Description of the task: Reproduce every line of the listing with each occurrence of "legend-label" changed to "series-label" and nothing else altered. Leave out the picture.

========================

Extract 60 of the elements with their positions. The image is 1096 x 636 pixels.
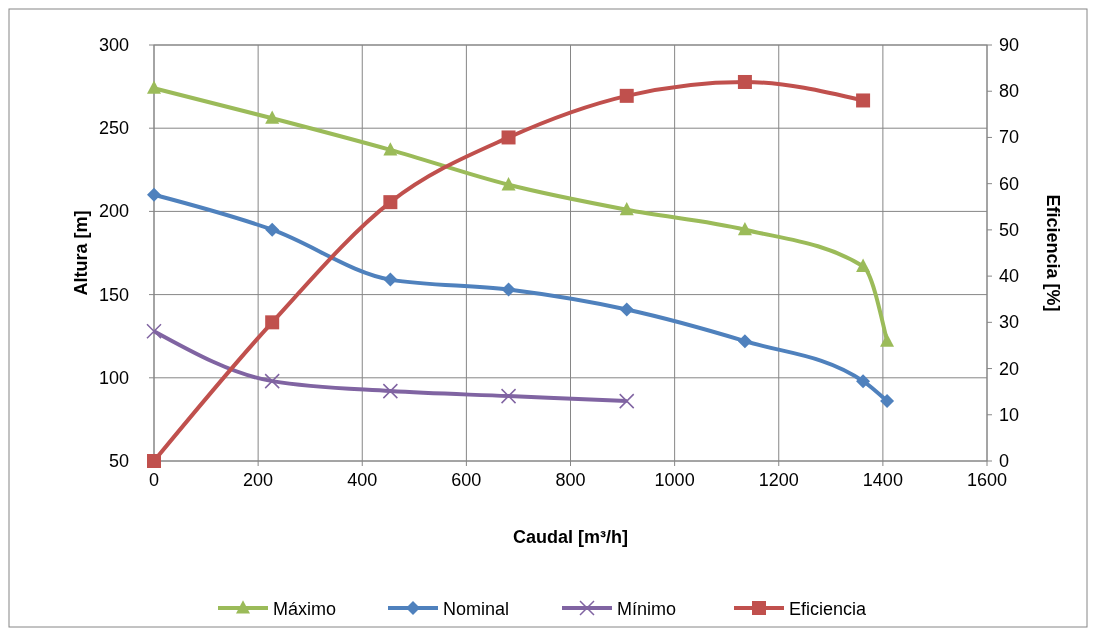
point (619, 302, 634, 317)
point (737, 222, 752, 236)
y2-axis-title: Eficiencia [%] (1043, 194, 1063, 312)
y-axis-title: Altura [m] (71, 210, 91, 296)
point (501, 130, 516, 145)
point (383, 272, 398, 287)
y2-tick-label: 50 (999, 219, 1020, 240)
point (383, 195, 398, 210)
point (265, 222, 280, 237)
point (856, 93, 871, 108)
y2-tick-label: 30 (999, 312, 1020, 333)
point (382, 383, 399, 399)
y-tick-label: 300 (98, 35, 129, 55)
x-tick-label: 600 (451, 470, 482, 490)
x-tick-label: 800 (555, 470, 586, 490)
point (265, 110, 280, 124)
x-tick-label: 1000 (654, 470, 695, 490)
point (856, 374, 871, 389)
y-tick-label: 200 (98, 201, 129, 222)
y2-tick-label: 0 (999, 451, 1010, 471)
point (383, 142, 398, 156)
y2-tick-label: 10 (999, 404, 1020, 425)
x-axis-title: Caudal [m³/h] (513, 527, 628, 547)
point (501, 177, 516, 191)
point (619, 202, 634, 216)
point (147, 80, 161, 94)
point (880, 394, 895, 409)
legend-label: Mínimo (617, 599, 677, 619)
y2-tick-label: 80 (999, 81, 1020, 102)
x-tick-label: 1200 (758, 470, 799, 490)
y2-tick-label: 40 (999, 266, 1020, 287)
y2-tick-label: 60 (999, 173, 1020, 194)
point (265, 315, 280, 330)
point (856, 258, 871, 272)
x-tick-label: 0 (148, 470, 160, 490)
point (737, 334, 752, 349)
y2-tick-label: 70 (999, 127, 1020, 148)
y-tick-label: 250 (98, 118, 129, 139)
point (501, 282, 516, 297)
point (264, 373, 280, 389)
point (880, 333, 895, 347)
point (147, 454, 161, 468)
point (500, 388, 517, 404)
x-tick-label: 400 (347, 470, 378, 490)
y2-tick-label: 90 (999, 35, 1020, 55)
point (146, 323, 162, 339)
y-tick-label: 100 (98, 367, 129, 388)
legend-label: Nominal (443, 599, 510, 619)
y-tick-label: 50 (108, 451, 129, 471)
x-tick-label: 200 (243, 470, 274, 490)
x-tick-label: 1400 (862, 470, 903, 490)
point (618, 393, 635, 409)
legend-label: Máximo (273, 599, 337, 619)
x-tick-label: 1600 (966, 470, 1008, 490)
point (619, 88, 634, 103)
y-tick-label: 150 (98, 284, 129, 305)
point (737, 74, 752, 89)
point (147, 187, 161, 202)
y2-tick-label: 20 (999, 358, 1020, 379)
legend-label: Eficiencia (789, 599, 868, 619)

========================

Reply:
Extract 60 of the elements with their positions. The image is 1096 x 636 pixels.
point (619, 302, 634, 317)
point (737, 222, 752, 236)
y2-axis-title: Eficiencia [%] (1043, 194, 1063, 312)
y-axis-title: Altura [m] (71, 210, 91, 296)
point (501, 130, 516, 145)
point (383, 272, 398, 287)
y2-tick-label: 50 (999, 219, 1020, 240)
point (383, 195, 398, 210)
point (265, 222, 280, 237)
point (856, 93, 871, 108)
y2-tick-label: 30 (999, 312, 1020, 333)
point (382, 383, 399, 399)
y-tick-label: 300 (98, 35, 129, 55)
x-tick-label: 600 (451, 470, 482, 490)
x-tick-label: 800 (555, 470, 586, 490)
point (265, 110, 280, 124)
x-tick-label: 1000 (654, 470, 695, 490)
point (856, 374, 871, 389)
y-tick-label: 200 (98, 201, 129, 222)
y2-tick-label: 0 (999, 451, 1010, 471)
point (383, 142, 398, 156)
y2-tick-label: 10 (999, 404, 1020, 425)
x-axis-title: Caudal [m³/h] (513, 527, 628, 547)
point (501, 177, 516, 191)
point (619, 202, 634, 216)
point (147, 80, 161, 94)
point (880, 394, 895, 409)
series-label: Mínimo (617, 599, 677, 619)
y2-tick-label: 80 (999, 81, 1020, 102)
x-tick-label: 1200 (758, 470, 799, 490)
y2-tick-label: 40 (999, 266, 1020, 287)
y2-tick-label: 60 (999, 173, 1020, 194)
point (265, 315, 280, 330)
point (856, 258, 871, 272)
x-tick-label: 0 (148, 470, 160, 490)
point (737, 334, 752, 349)
y2-tick-label: 70 (999, 127, 1020, 148)
y-tick-label: 250 (98, 118, 129, 139)
point (501, 282, 516, 297)
point (264, 373, 280, 389)
point (880, 333, 895, 347)
point (147, 454, 161, 468)
point (500, 388, 517, 404)
x-tick-label: 400 (347, 470, 378, 490)
y2-tick-label: 90 (999, 35, 1020, 55)
point (146, 323, 162, 339)
y-tick-label: 100 (98, 367, 129, 388)
series-label: Nominal (443, 599, 510, 619)
y-tick-label: 50 (108, 451, 129, 471)
x-tick-label: 200 (243, 470, 274, 490)
x-tick-label: 1400 (862, 470, 903, 490)
point (618, 393, 635, 409)
series-label: Máximo (273, 599, 337, 619)
x-tick-label: 1600 (966, 470, 1008, 490)
point (619, 88, 634, 103)
y-tick-label: 150 (98, 284, 129, 305)
point (737, 74, 752, 89)
point (147, 187, 161, 202)
y2-tick-label: 20 (999, 358, 1020, 379)
series-label: Eficiencia (789, 599, 868, 619)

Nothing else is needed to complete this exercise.